[Figure dataset records]
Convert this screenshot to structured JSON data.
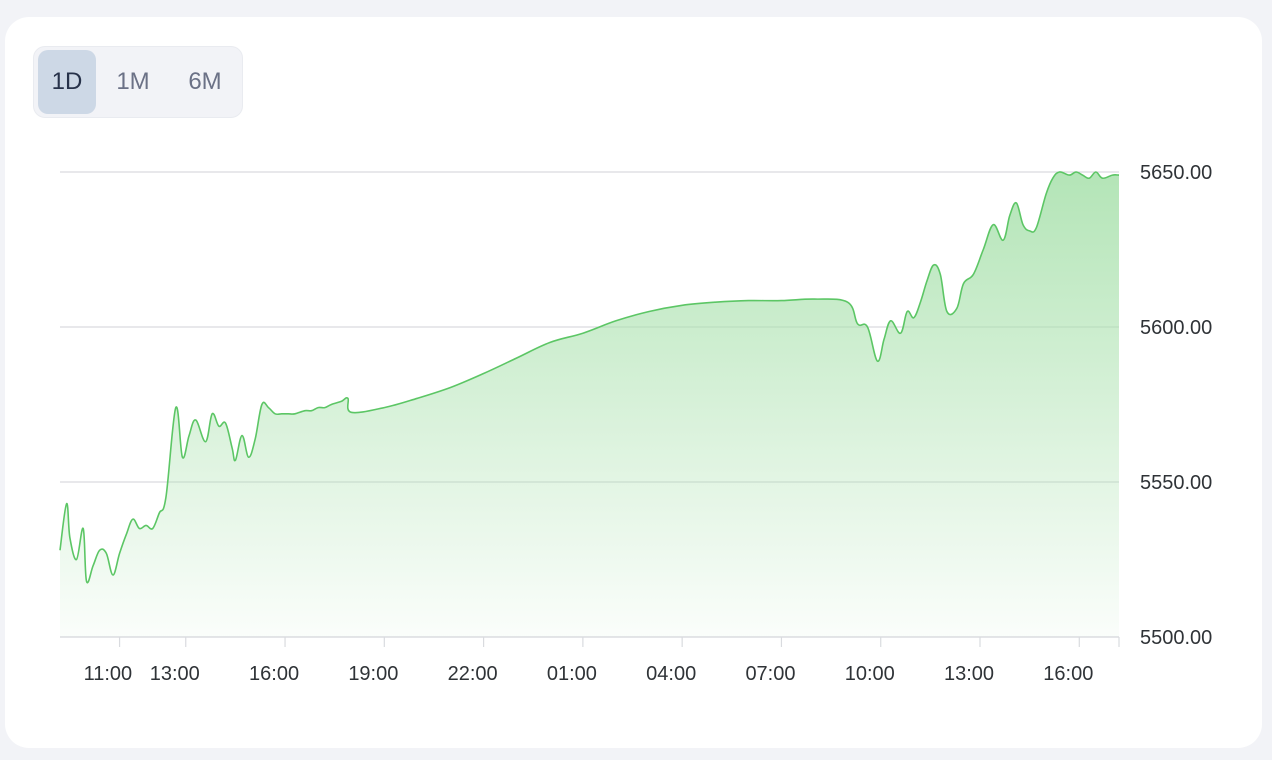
{
  "range_toggle": {
    "options": [
      "1D",
      "1M",
      "6M"
    ],
    "selected": "1D"
  },
  "colors": {
    "line": "#5cc665",
    "fill_top": "#a6e0aa",
    "grid": "#d9dbdf",
    "axis": "#d9dbdf"
  },
  "chart_data": {
    "type": "area",
    "title": "",
    "xlabel": "",
    "ylabel": "",
    "ylim": [
      5500,
      5650
    ],
    "y_ticks": [
      "5650.00",
      "5600.00",
      "5550.00",
      "5500.00"
    ],
    "y_tick_values": [
      5650,
      5600,
      5550,
      5500
    ],
    "y_axis_position": "right",
    "grid": true,
    "x_ticks": [
      "11:00",
      "13:00",
      "16:00",
      "19:00",
      "22:00",
      "01:00",
      "04:00",
      "07:00",
      "10:00",
      "13:00",
      "16:00"
    ],
    "x_tick_hours": [
      11,
      13,
      16,
      19,
      22,
      25,
      28,
      31,
      34,
      37,
      40
    ],
    "x_range_hours": [
      9.2,
      41.2
    ],
    "series": [
      {
        "x": [
          9.2,
          9.4,
          9.5,
          9.7,
          9.9,
          10.0,
          10.2,
          10.4,
          10.6,
          10.8,
          11.0,
          11.2,
          11.4,
          11.6,
          11.8,
          12.0,
          12.2,
          12.4,
          12.7,
          12.9,
          13.1,
          13.3,
          13.6,
          13.8,
          14.0,
          14.2,
          14.4,
          14.5,
          14.7,
          14.9,
          15.1,
          15.3,
          15.5,
          15.7,
          15.9,
          16.1,
          16.3,
          16.6,
          16.8,
          17.0,
          17.2,
          17.4,
          17.7,
          17.9,
          18.0,
          19.0,
          20.0,
          21.0,
          22.0,
          23.0,
          24.0,
          25.0,
          26.0,
          27.0,
          28.0,
          29.0,
          30.0,
          31.0,
          32.0,
          33.0,
          33.3,
          33.6,
          33.9,
          34.1,
          34.3,
          34.6,
          34.8,
          35.0,
          35.2,
          35.4,
          35.6,
          35.8,
          36.0,
          36.3,
          36.5,
          36.8,
          37.1,
          37.4,
          37.7,
          37.9,
          38.1,
          38.3,
          38.5,
          38.7,
          39.0,
          39.2,
          39.4,
          39.7,
          39.9,
          40.1,
          40.3,
          40.5,
          40.7,
          41.0,
          41.2
        ],
        "values": [
          5528,
          5543,
          5532,
          5525,
          5535,
          5518,
          5523,
          5528,
          5527,
          5520,
          5527,
          5533,
          5538,
          5535,
          5536,
          5535,
          5540,
          5545,
          5574,
          5558,
          5565,
          5570,
          5563,
          5572,
          5568,
          5569,
          5561,
          5557,
          5565,
          5558,
          5564,
          5575,
          5574,
          5572,
          5572,
          5572,
          5572,
          5573,
          5573,
          5574,
          5574,
          5575,
          5576,
          5577,
          5572.5,
          5574,
          5577,
          5580.5,
          5585,
          5590,
          5595,
          5598,
          5602,
          5605,
          5607,
          5608,
          5608.5,
          5608.5,
          5609,
          5608,
          5601,
          5600,
          5589,
          5596,
          5602,
          5598,
          5605,
          5603,
          5608,
          5615,
          5620,
          5617,
          5605,
          5606,
          5614,
          5617,
          5625,
          5633,
          5628,
          5636,
          5640,
          5633,
          5631,
          5632,
          5643,
          5648,
          5650,
          5649,
          5650,
          5649,
          5648,
          5650,
          5648,
          5649,
          5649
        ]
      }
    ]
  }
}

**Description of the task**
Make an exact copy of the listing above. Do not include the pictures.

**The output**
Convert this screenshot to structured JSON data.
{
  "range_toggle": {
    "options": [
      "1D",
      "1M",
      "6M"
    ],
    "selected": "1D"
  },
  "colors": {
    "line": "#5cc665",
    "fill_top": "#a6e0aa",
    "grid": "#d9dbdf",
    "axis": "#d9dbdf"
  },
  "chart_data": {
    "type": "area",
    "title": "",
    "xlabel": "",
    "ylabel": "",
    "ylim": [
      5500,
      5650
    ],
    "y_ticks": [
      "5650.00",
      "5600.00",
      "5550.00",
      "5500.00"
    ],
    "y_tick_values": [
      5650,
      5600,
      5550,
      5500
    ],
    "y_axis_position": "right",
    "grid": true,
    "x_ticks": [
      "11:00",
      "13:00",
      "16:00",
      "19:00",
      "22:00",
      "01:00",
      "04:00",
      "07:00",
      "10:00",
      "13:00",
      "16:00"
    ],
    "x_tick_hours": [
      11,
      13,
      16,
      19,
      22,
      25,
      28,
      31,
      34,
      37,
      40
    ],
    "x_range_hours": [
      9.2,
      41.2
    ],
    "series": [
      {
        "x": [
          9.2,
          9.4,
          9.5,
          9.7,
          9.9,
          10.0,
          10.2,
          10.4,
          10.6,
          10.8,
          11.0,
          11.2,
          11.4,
          11.6,
          11.8,
          12.0,
          12.2,
          12.4,
          12.7,
          12.9,
          13.1,
          13.3,
          13.6,
          13.8,
          14.0,
          14.2,
          14.4,
          14.5,
          14.7,
          14.9,
          15.1,
          15.3,
          15.5,
          15.7,
          15.9,
          16.1,
          16.3,
          16.6,
          16.8,
          17.0,
          17.2,
          17.4,
          17.7,
          17.9,
          18.0,
          19.0,
          20.0,
          21.0,
          22.0,
          23.0,
          24.0,
          25.0,
          26.0,
          27.0,
          28.0,
          29.0,
          30.0,
          31.0,
          32.0,
          33.0,
          33.3,
          33.6,
          33.9,
          34.1,
          34.3,
          34.6,
          34.8,
          35.0,
          35.2,
          35.4,
          35.6,
          35.8,
          36.0,
          36.3,
          36.5,
          36.8,
          37.1,
          37.4,
          37.7,
          37.9,
          38.1,
          38.3,
          38.5,
          38.7,
          39.0,
          39.2,
          39.4,
          39.7,
          39.9,
          40.1,
          40.3,
          40.5,
          40.7,
          41.0,
          41.2
        ],
        "values": [
          5528,
          5543,
          5532,
          5525,
          5535,
          5518,
          5523,
          5528,
          5527,
          5520,
          5527,
          5533,
          5538,
          5535,
          5536,
          5535,
          5540,
          5545,
          5574,
          5558,
          5565,
          5570,
          5563,
          5572,
          5568,
          5569,
          5561,
          5557,
          5565,
          5558,
          5564,
          5575,
          5574,
          5572,
          5572,
          5572,
          5572,
          5573,
          5573,
          5574,
          5574,
          5575,
          5576,
          5577,
          5572.5,
          5574,
          5577,
          5580.5,
          5585,
          5590,
          5595,
          5598,
          5602,
          5605,
          5607,
          5608,
          5608.5,
          5608.5,
          5609,
          5608,
          5601,
          5600,
          5589,
          5596,
          5602,
          5598,
          5605,
          5603,
          5608,
          5615,
          5620,
          5617,
          5605,
          5606,
          5614,
          5617,
          5625,
          5633,
          5628,
          5636,
          5640,
          5633,
          5631,
          5632,
          5643,
          5648,
          5650,
          5649,
          5650,
          5649,
          5648,
          5650,
          5648,
          5649,
          5649
        ]
      }
    ]
  }
}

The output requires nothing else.